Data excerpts
•••••
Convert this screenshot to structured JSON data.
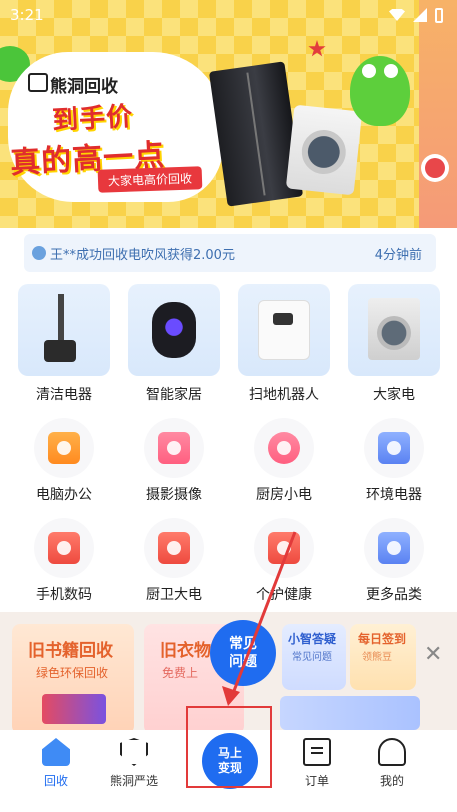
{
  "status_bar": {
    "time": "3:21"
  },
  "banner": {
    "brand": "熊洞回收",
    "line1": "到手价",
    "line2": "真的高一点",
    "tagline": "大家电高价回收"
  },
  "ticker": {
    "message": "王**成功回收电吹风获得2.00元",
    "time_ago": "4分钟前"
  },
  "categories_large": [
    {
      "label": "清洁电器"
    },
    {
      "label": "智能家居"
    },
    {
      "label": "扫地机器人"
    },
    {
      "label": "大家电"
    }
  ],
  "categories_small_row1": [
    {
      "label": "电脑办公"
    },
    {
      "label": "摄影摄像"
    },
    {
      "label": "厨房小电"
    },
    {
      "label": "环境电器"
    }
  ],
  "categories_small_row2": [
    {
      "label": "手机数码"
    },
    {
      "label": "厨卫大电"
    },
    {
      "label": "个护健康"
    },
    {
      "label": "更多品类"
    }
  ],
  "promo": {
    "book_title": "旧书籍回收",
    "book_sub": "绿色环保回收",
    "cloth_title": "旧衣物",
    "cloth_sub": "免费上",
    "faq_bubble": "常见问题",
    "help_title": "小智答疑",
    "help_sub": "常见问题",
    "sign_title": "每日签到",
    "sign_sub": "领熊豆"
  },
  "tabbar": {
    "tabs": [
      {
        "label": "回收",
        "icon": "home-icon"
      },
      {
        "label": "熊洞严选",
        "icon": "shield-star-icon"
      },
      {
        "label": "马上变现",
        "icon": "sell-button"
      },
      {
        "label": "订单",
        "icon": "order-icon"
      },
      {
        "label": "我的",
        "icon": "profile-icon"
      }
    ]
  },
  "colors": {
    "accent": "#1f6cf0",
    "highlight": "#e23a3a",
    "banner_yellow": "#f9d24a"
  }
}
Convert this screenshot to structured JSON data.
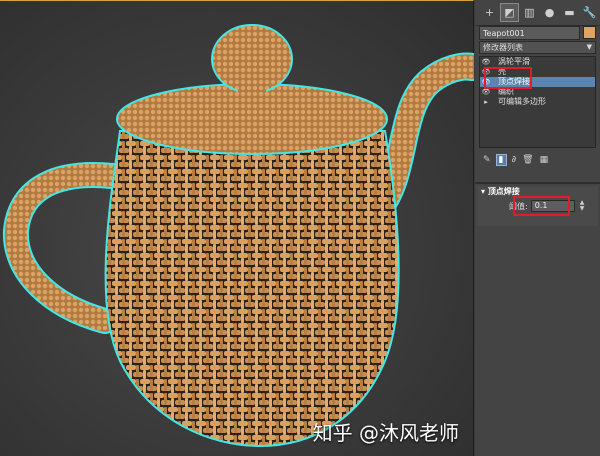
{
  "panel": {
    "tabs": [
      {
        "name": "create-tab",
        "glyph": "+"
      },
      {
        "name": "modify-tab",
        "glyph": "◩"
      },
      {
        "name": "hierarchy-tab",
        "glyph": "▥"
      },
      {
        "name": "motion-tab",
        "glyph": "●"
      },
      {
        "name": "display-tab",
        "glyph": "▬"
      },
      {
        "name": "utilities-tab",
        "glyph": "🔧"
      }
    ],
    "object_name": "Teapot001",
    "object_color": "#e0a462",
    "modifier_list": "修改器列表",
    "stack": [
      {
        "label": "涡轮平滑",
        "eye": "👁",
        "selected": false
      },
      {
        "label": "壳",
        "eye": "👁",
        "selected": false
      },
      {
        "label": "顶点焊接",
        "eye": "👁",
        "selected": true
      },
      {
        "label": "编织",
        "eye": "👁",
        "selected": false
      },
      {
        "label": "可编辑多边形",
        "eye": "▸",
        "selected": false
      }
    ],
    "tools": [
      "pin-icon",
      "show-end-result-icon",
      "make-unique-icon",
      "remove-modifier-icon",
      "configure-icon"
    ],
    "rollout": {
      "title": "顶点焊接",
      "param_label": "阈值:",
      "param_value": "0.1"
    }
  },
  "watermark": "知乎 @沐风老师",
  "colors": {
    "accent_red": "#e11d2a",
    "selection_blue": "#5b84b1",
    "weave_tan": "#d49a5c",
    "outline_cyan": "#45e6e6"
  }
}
•••••
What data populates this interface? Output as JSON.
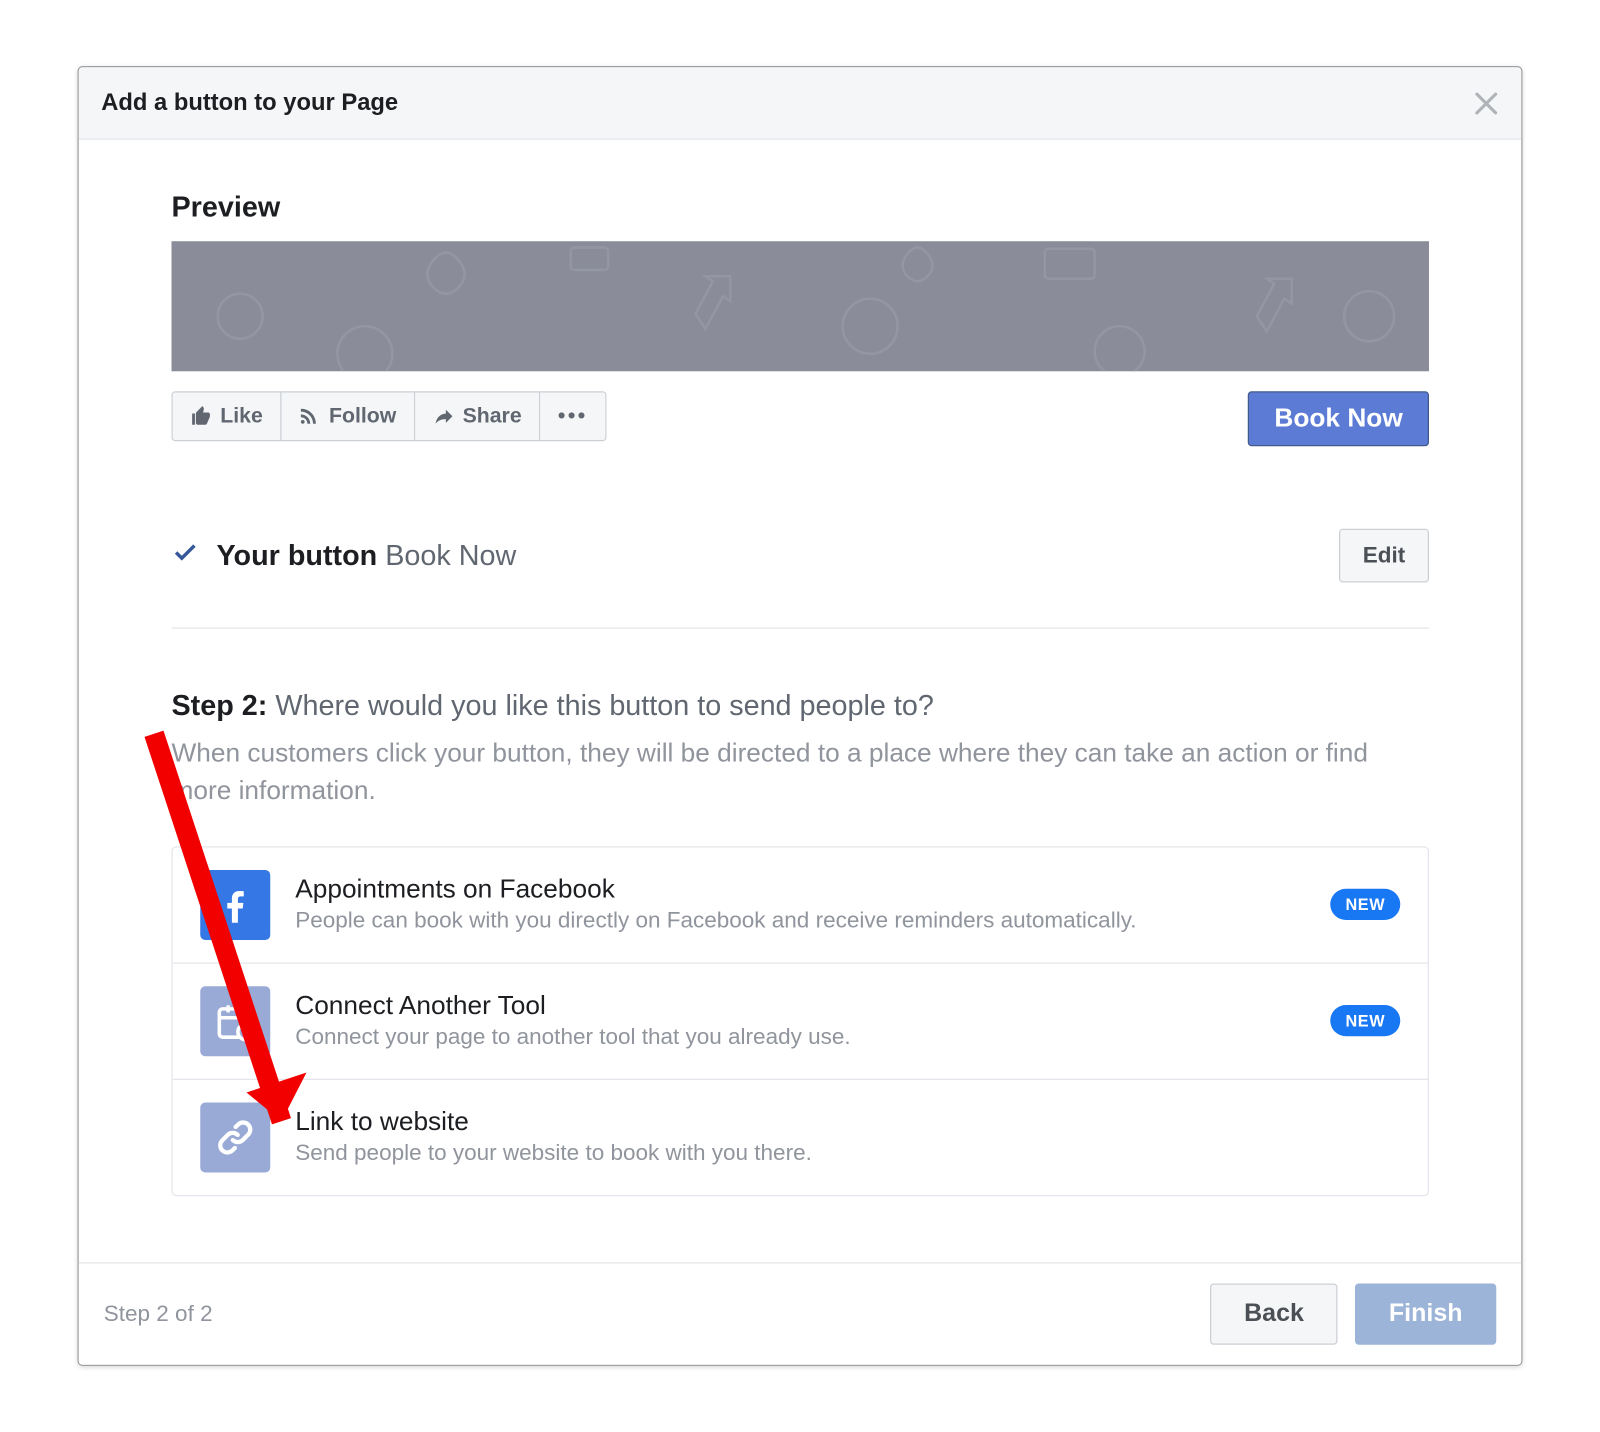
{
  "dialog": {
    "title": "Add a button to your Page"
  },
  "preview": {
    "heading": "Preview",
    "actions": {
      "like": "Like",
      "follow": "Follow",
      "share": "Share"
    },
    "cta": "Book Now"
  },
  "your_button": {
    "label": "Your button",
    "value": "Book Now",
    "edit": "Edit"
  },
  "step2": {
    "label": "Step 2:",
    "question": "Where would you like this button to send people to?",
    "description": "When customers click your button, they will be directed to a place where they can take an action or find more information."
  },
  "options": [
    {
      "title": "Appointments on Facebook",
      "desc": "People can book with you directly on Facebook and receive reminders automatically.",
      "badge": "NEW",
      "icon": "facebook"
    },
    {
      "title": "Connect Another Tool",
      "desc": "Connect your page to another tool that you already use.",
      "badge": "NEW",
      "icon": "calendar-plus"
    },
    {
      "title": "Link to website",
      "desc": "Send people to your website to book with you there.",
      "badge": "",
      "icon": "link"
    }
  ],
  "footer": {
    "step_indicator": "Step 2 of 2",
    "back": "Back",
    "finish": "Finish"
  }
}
•••••
What to produce: From the listing, copy every line where the string "like" appears.

Problem solution:
      "like": "Like",
    "question": "Where would you like this button to send people to?",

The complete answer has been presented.